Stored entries
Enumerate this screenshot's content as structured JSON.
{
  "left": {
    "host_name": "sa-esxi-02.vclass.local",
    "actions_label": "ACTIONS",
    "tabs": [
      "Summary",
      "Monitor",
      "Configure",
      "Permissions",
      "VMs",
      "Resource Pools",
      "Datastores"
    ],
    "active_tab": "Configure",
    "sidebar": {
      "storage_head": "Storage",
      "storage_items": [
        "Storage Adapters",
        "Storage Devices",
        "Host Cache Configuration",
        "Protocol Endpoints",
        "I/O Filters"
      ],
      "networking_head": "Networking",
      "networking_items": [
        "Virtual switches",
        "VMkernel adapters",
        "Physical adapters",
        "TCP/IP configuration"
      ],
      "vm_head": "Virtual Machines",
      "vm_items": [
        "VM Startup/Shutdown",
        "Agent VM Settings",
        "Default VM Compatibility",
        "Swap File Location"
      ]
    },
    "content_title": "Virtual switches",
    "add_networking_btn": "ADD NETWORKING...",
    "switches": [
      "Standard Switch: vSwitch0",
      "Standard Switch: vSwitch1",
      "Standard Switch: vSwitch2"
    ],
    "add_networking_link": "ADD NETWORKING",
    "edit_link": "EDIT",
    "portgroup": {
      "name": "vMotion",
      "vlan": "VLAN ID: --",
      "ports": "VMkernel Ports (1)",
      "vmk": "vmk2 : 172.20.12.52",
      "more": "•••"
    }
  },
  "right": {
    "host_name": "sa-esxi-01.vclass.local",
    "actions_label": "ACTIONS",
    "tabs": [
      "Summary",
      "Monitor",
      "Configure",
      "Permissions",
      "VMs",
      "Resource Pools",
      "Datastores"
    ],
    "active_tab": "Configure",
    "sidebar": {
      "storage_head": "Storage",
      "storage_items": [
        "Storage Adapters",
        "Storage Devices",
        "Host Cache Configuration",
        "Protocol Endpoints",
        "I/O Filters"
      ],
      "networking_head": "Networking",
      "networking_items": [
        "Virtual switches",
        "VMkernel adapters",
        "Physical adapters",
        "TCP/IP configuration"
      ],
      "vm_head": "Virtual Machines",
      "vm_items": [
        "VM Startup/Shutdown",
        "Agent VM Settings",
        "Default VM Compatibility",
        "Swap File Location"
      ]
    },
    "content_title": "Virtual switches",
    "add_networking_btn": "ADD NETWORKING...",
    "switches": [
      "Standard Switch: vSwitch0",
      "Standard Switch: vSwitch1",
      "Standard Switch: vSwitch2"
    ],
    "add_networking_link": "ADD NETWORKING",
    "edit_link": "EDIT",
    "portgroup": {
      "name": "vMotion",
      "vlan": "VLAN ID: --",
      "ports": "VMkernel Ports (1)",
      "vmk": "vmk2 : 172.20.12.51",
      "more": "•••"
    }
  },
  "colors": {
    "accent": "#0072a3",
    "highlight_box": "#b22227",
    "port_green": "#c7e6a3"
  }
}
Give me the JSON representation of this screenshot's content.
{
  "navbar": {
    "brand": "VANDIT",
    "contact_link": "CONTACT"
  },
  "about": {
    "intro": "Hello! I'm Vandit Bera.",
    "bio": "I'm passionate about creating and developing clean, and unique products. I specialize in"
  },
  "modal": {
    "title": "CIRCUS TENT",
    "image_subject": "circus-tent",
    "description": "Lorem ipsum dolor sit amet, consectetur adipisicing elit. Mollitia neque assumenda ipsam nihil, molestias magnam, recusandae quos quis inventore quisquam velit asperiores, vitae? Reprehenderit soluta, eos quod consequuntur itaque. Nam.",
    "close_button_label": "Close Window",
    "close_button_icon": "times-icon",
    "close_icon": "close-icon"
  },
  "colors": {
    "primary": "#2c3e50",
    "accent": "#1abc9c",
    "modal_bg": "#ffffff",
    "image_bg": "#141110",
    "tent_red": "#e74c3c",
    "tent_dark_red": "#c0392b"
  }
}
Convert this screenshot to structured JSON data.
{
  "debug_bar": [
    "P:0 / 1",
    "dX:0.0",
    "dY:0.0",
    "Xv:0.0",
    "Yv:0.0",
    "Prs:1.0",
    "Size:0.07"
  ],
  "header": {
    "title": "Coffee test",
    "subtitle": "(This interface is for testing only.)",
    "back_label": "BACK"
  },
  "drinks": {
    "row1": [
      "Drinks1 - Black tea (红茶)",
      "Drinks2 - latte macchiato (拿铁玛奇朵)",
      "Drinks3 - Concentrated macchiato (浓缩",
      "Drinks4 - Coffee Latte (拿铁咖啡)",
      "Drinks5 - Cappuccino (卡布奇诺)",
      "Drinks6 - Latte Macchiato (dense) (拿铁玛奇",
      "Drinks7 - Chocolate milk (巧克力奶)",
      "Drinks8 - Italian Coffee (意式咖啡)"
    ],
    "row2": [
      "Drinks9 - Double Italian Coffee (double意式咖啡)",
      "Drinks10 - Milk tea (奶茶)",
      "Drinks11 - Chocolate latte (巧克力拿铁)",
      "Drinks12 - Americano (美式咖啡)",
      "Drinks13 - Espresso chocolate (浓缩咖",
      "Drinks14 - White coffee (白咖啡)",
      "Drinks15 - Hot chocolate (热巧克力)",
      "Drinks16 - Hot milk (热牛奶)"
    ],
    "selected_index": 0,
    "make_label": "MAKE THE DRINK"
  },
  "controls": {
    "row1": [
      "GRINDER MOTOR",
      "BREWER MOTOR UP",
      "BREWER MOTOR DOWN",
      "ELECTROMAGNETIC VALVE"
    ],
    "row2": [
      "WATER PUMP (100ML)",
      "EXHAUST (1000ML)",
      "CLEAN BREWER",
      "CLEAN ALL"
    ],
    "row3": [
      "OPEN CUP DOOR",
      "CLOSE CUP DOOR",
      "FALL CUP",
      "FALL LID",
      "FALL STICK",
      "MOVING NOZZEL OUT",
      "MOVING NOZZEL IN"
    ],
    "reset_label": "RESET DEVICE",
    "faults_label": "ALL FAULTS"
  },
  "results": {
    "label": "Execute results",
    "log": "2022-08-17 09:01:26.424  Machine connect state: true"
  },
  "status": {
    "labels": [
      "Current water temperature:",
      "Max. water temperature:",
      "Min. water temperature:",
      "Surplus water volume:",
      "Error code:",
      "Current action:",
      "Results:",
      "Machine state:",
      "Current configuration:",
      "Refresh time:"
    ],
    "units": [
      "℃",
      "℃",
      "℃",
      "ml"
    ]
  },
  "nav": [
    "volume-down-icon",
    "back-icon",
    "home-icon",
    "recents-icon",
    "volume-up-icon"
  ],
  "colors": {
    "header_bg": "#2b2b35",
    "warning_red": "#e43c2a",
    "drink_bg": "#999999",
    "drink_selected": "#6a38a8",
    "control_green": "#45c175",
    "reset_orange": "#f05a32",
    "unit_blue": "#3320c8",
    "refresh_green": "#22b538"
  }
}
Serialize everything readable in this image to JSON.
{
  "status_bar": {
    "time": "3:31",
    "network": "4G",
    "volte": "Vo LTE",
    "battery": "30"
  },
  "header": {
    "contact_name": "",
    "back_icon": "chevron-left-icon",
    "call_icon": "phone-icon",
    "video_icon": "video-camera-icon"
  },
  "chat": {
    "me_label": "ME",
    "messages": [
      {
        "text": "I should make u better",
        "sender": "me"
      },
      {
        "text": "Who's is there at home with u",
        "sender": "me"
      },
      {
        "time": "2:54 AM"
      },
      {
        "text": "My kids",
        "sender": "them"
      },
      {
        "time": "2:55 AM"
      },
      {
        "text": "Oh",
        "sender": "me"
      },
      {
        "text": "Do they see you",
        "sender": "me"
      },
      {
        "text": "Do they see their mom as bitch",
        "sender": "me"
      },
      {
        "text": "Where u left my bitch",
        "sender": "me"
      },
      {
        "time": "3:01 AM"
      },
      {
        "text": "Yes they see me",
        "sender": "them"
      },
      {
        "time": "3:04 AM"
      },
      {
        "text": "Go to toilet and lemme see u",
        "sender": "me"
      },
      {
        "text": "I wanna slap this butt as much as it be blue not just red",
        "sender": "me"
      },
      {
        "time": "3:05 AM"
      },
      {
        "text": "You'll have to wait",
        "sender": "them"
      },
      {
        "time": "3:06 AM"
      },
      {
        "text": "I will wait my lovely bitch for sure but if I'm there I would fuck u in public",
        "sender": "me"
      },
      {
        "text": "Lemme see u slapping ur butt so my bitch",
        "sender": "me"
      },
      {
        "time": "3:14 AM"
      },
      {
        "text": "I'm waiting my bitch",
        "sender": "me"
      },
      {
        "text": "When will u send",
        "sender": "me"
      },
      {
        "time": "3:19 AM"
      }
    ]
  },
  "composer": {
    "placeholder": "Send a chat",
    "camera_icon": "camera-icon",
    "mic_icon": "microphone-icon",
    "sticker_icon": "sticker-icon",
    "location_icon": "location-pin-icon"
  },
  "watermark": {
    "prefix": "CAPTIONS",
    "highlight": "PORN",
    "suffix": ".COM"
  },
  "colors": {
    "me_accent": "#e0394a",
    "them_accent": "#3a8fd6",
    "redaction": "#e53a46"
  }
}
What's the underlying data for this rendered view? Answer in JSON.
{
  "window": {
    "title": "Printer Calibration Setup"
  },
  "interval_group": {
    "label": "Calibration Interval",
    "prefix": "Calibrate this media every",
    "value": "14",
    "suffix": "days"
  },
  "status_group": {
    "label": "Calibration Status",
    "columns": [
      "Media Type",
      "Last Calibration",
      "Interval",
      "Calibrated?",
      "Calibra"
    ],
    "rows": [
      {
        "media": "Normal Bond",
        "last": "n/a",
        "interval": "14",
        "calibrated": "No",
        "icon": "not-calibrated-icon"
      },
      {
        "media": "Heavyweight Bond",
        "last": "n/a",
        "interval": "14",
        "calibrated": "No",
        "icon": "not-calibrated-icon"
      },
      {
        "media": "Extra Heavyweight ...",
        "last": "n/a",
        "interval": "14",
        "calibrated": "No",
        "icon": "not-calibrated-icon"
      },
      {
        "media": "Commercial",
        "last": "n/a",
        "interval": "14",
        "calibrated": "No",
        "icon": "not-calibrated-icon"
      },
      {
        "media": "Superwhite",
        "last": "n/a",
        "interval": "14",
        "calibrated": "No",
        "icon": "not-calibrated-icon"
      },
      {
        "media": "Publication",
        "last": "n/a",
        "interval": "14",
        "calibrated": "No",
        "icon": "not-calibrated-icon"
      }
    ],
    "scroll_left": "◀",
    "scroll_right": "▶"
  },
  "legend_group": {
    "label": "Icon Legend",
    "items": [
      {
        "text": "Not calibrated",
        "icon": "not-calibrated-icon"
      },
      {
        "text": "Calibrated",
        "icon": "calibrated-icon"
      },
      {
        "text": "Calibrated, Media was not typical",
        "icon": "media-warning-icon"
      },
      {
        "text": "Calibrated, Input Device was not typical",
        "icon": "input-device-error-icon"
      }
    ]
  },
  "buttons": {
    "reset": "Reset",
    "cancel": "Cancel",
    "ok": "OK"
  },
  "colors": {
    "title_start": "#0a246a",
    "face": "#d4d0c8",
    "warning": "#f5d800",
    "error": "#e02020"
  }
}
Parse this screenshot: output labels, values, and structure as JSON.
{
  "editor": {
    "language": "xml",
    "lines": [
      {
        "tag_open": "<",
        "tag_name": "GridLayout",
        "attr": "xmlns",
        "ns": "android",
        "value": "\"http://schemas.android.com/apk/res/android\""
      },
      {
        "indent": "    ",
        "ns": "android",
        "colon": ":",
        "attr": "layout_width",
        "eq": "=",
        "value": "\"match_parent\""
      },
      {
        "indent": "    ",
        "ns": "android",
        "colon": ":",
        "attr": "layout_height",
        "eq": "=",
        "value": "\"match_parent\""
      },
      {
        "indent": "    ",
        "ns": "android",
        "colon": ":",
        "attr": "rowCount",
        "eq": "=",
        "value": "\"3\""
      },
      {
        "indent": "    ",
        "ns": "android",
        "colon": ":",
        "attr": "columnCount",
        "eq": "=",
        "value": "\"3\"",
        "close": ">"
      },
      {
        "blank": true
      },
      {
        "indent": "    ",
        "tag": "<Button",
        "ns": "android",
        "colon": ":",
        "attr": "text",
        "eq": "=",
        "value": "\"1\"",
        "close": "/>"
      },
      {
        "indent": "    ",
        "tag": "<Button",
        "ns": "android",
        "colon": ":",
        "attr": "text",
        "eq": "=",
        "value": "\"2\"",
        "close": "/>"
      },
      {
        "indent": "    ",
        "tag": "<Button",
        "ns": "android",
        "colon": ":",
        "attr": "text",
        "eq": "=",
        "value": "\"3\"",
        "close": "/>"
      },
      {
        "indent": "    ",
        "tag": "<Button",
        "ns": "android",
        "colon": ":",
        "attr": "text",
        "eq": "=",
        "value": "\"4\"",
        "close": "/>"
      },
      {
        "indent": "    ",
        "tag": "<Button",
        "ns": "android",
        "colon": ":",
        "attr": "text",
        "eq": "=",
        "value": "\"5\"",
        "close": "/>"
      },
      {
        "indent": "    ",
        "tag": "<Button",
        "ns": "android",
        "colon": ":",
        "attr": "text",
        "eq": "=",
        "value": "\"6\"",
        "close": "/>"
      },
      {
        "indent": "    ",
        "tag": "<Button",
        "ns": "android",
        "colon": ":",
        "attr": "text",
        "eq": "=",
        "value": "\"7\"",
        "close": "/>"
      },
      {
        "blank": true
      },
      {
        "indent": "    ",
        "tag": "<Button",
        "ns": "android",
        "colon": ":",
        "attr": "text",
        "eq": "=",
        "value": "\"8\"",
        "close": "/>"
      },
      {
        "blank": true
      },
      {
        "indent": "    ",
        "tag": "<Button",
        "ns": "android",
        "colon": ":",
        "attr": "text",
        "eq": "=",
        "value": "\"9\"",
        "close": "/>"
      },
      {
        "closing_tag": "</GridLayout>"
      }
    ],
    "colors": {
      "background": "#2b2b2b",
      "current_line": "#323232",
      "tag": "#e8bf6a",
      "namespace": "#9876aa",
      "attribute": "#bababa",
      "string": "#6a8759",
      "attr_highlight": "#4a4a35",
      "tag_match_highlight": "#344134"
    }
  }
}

* DIRECTIVE
Only the number is needed: state how many lines in the listing contain "Bond".

* EXERCISE OUTPUT
2